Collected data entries
++++++++++
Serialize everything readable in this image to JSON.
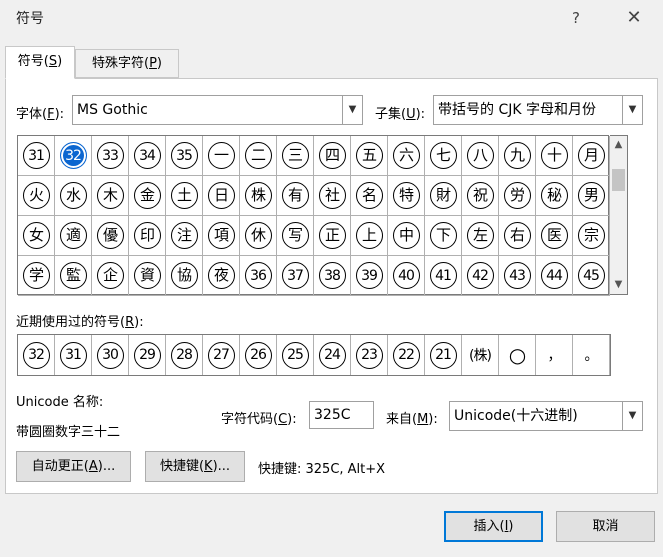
{
  "window": {
    "title": "符号",
    "help_glyph": "?",
    "close_glyph": "✕"
  },
  "tabs": [
    {
      "prefix": "符号(",
      "key": "S",
      "suffix": ")",
      "active": true
    },
    {
      "prefix": "特殊字符(",
      "key": "P",
      "suffix": ")",
      "active": false
    }
  ],
  "font": {
    "label_prefix": "字体(",
    "label_key": "F",
    "label_suffix": "):",
    "value": "MS Gothic"
  },
  "subset": {
    "label_prefix": "子集(",
    "label_key": "U",
    "label_suffix": "):",
    "value": "带括号的 CJK 字母和月份"
  },
  "symbol_grid": {
    "selected_index": 1,
    "cells": [
      "31",
      "32",
      "33",
      "34",
      "35",
      "一",
      "二",
      "三",
      "四",
      "五",
      "六",
      "七",
      "八",
      "九",
      "十",
      "月",
      "火",
      "水",
      "木",
      "金",
      "土",
      "日",
      "株",
      "有",
      "社",
      "名",
      "特",
      "財",
      "祝",
      "労",
      "秘",
      "男",
      "女",
      "適",
      "優",
      "印",
      "注",
      "項",
      "休",
      "写",
      "正",
      "上",
      "中",
      "下",
      "左",
      "右",
      "医",
      "宗",
      "学",
      "監",
      "企",
      "資",
      "協",
      "夜",
      "36",
      "37",
      "38",
      "39",
      "40",
      "41",
      "42",
      "43",
      "44",
      "45"
    ]
  },
  "recent": {
    "label_prefix": "近期使用过的符号(",
    "label_key": "R",
    "label_suffix": "):",
    "cells": [
      "32",
      "31",
      "30",
      "29",
      "28",
      "27",
      "26",
      "25",
      "24",
      "23",
      "22",
      "21",
      "(株)",
      "○",
      "，",
      "。"
    ]
  },
  "unicode_name": {
    "label": "Unicode 名称:",
    "value": "带圆圈数字三十二"
  },
  "char_code": {
    "label_prefix": "字符代码(",
    "label_key": "C",
    "label_suffix": "):",
    "value": "325C"
  },
  "from": {
    "label_prefix": "来自(",
    "label_key": "M",
    "label_suffix": "):",
    "value": "Unicode(十六进制)"
  },
  "buttons": {
    "autocorrect": {
      "prefix": "自动更正(",
      "key": "A",
      "suffix": ")..."
    },
    "shortcut_key": {
      "prefix": "快捷键(",
      "key": "K",
      "suffix": ")..."
    },
    "insert": {
      "prefix": "插入(",
      "key": "I",
      "suffix": ")"
    },
    "cancel": "取消"
  },
  "shortcut_text": "快捷键: 325C, Alt+X",
  "colors": {
    "selection": "#0b66d0",
    "default_button_border": "#0078d7"
  }
}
++++++++++
THE EXERCISE
Retype the entries word for word. Omit any images.

THE RESPONSE
Serialize everything readable in this image to JSON.
{
  "window": {
    "title": "符号",
    "help_glyph": "?",
    "close_glyph": "✕"
  },
  "tabs": [
    {
      "prefix": "符号(",
      "key": "S",
      "suffix": ")",
      "active": true
    },
    {
      "prefix": "特殊字符(",
      "key": "P",
      "suffix": ")",
      "active": false
    }
  ],
  "font": {
    "label_prefix": "字体(",
    "label_key": "F",
    "label_suffix": "):",
    "value": "MS Gothic"
  },
  "subset": {
    "label_prefix": "子集(",
    "label_key": "U",
    "label_suffix": "):",
    "value": "带括号的 CJK 字母和月份"
  },
  "symbol_grid": {
    "selected_index": 1,
    "cells": [
      "31",
      "32",
      "33",
      "34",
      "35",
      "一",
      "二",
      "三",
      "四",
      "五",
      "六",
      "七",
      "八",
      "九",
      "十",
      "月",
      "火",
      "水",
      "木",
      "金",
      "土",
      "日",
      "株",
      "有",
      "社",
      "名",
      "特",
      "財",
      "祝",
      "労",
      "秘",
      "男",
      "女",
      "適",
      "優",
      "印",
      "注",
      "項",
      "休",
      "写",
      "正",
      "上",
      "中",
      "下",
      "左",
      "右",
      "医",
      "宗",
      "学",
      "監",
      "企",
      "資",
      "協",
      "夜",
      "36",
      "37",
      "38",
      "39",
      "40",
      "41",
      "42",
      "43",
      "44",
      "45"
    ]
  },
  "recent": {
    "label_prefix": "近期使用过的符号(",
    "label_key": "R",
    "label_suffix": "):",
    "cells": [
      "32",
      "31",
      "30",
      "29",
      "28",
      "27",
      "26",
      "25",
      "24",
      "23",
      "22",
      "21",
      "(株)",
      "○",
      "，",
      "。"
    ]
  },
  "unicode_name": {
    "label": "Unicode 名称:",
    "value": "带圆圈数字三十二"
  },
  "char_code": {
    "label_prefix": "字符代码(",
    "label_key": "C",
    "label_suffix": "):",
    "value": "325C"
  },
  "from": {
    "label_prefix": "来自(",
    "label_key": "M",
    "label_suffix": "):",
    "value": "Unicode(十六进制)"
  },
  "buttons": {
    "autocorrect": {
      "prefix": "自动更正(",
      "key": "A",
      "suffix": ")..."
    },
    "shortcut_key": {
      "prefix": "快捷键(",
      "key": "K",
      "suffix": ")..."
    },
    "insert": {
      "prefix": "插入(",
      "key": "I",
      "suffix": ")"
    },
    "cancel": "取消"
  },
  "shortcut_text": "快捷键: 325C, Alt+X",
  "colors": {
    "selection": "#0b66d0",
    "default_button_border": "#0078d7"
  }
}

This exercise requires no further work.